VORLIEGENDER TEXT:
--------------------------------------------------
Von Elisabeth Hartmeyer, Tübingen
Am Donnerstag, dem 25.10.2012, hatte die Forschungsstelle kirchliches Arbeitsrecht zum Symposion „Streik im Dritten Weg?“ eingeladen. In der großen Resonanz der ca. 70 Teilnehmer aus Wissenschaft und Praxis spiegelte sich bereits die Brisanz und Aktualität des Themas wider: Das BAG wird sich am 20.11.2012 mit der Frage des Streikrechts in kirchlichen Einrichtungen befassen.
Die EGMR-Rechtsprechung zum Streikrecht und ihre Konsequenzen für Streikverbote in Deutschland
Nach einer einleitenden Begrüßung durch Prof. Dr. Hermann Reichold, dem Leiter der Forschungsstelle, referierte Prof. Dr. Martin Franzen (Universität München) zum Thema „Die EGMR-Rechtsprechung zum Streikrecht und ihre Konsequenzen für Streikverbote in Deutschland“. Franzen betonte zunächst die besondere Bedeutung, die die europäische Rechtsprechung für den Bereich des kirchlichen Arbeitsrechts einnehme, und zeigte dann auf, welche Wirkungen der EMRK und der diese konkretisierenden Rechtsprechung des EGMR auf das innerstaatliche Recht zukommen.
--------------------------------------------------
INHALT DES DATENSATZES:
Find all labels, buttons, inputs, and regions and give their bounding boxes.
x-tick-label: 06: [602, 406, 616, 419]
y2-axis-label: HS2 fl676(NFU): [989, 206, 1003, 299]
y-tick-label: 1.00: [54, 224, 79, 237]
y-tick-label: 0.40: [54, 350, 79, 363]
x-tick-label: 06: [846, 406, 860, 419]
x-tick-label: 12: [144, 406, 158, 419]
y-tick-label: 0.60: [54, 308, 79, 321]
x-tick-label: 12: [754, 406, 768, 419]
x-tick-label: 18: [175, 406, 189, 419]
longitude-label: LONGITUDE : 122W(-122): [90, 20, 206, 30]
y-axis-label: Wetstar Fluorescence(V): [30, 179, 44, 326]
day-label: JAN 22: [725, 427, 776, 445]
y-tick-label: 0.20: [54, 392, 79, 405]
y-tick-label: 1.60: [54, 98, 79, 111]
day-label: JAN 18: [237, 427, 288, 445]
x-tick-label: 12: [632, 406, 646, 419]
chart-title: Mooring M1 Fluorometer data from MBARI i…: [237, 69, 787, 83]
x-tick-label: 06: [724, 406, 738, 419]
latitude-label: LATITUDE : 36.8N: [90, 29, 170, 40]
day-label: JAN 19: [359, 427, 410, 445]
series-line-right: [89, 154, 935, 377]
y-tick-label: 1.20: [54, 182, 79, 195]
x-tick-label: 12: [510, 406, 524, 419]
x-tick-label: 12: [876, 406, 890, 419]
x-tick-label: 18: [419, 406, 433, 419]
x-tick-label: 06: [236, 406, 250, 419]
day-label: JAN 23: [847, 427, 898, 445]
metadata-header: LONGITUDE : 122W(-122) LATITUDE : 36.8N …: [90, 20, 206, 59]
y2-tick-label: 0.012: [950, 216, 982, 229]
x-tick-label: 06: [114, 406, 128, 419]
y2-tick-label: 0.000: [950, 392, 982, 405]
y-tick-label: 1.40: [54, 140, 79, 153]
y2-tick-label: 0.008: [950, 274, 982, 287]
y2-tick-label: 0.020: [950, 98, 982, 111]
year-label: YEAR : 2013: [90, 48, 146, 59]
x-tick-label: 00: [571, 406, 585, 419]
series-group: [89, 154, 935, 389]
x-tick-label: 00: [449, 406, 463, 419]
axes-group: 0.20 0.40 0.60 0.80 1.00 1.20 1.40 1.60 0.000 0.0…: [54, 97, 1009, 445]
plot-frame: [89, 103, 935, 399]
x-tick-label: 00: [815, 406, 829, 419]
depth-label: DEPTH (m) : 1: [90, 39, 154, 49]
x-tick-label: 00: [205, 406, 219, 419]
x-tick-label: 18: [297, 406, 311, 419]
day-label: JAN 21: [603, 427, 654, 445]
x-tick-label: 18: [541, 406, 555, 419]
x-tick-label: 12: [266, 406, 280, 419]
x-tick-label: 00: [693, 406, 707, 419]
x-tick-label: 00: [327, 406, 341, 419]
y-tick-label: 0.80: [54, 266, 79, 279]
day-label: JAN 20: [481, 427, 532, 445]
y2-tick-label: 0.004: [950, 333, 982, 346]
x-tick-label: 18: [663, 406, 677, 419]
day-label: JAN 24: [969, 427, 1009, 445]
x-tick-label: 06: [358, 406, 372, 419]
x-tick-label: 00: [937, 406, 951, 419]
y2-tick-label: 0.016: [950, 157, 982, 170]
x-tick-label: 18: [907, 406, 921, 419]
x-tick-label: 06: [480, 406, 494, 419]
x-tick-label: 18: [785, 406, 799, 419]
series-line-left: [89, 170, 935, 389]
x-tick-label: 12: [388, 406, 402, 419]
--------------------------------------------------
SCHRIFTLICHE AUFGABEN:
[A] Führen Sie alle Personen auf, die im Bericht zum Symposion „Streik im Dritten Weg?“ namentlich erwähnt werden.
[B] Schreiben Sie den Bericht zum Symposion „Streik im Dritten Weg?“ im Anschluss an seinen letzten Satz weiter.

LÖSUNGEN JE AUFGABE:
[A]
- Elisabeth Hartmeyer
- Prof. Dr. Hermann Reichold
- Prof. Dr. Martin Franzen

[B]
Sodann ging er auf die aktuelle Rechtsprechung des EGMR zum Streikrecht auf Grund der EMRK ein. Im Urteil vom 31.01.2012 hatten die Straßburger Richter in Sachen Sindicatul „Păstorul cel Bun“ ./. Rumänien (Nr. 2330/09) entschieden, dass die Untersagung einer Gewerkschaftsbildung rumänisch-orthodoxer Priester gegen die Versammlungs- und Vereinigungsfreiheit aus Art. 11 EMRK verstoße. Letztlich richte sich dieses Urteil zwar nur gegen den Staat Rumänien und verpflichte diesen zur Beseitigung der konventionswidrigen Umstände. Zudem entscheide der EGMR stets nur Einzelfälle, wie auch in Sachen „Enerji Yapi-Yol Sen ./. Türkei“ vom 21.04.2009 (Nr. 68959/01), wo die absolute Beschränkung des Streikrechts gegenüber allen öffentlich Beschäftigten im türkischen Staatsdienst für nicht vereinbar mit Art. 11 EMRK erklärt wurde. So könne ein Analogieschluss im Hinblick auf die Aufhebung des Streikverbots in kirchlichen Einrichtungen nicht ganz einfach erfolgen. Doch wäre es vertretbar, für die deutschen kirchlichen Arbeitsverhältnisse einen Streik nur dann für unzulässig zu halten, wenn wirklich ein funktionierendes Kommissionensystem bestehe. Würde der EGMR jedoch ein Streikrecht bejahen, wären die nationalen Gerichte im Wege des Gebots der völkerrechtsfreundlichen Auslegung gehalten, dies zu akzeptieren.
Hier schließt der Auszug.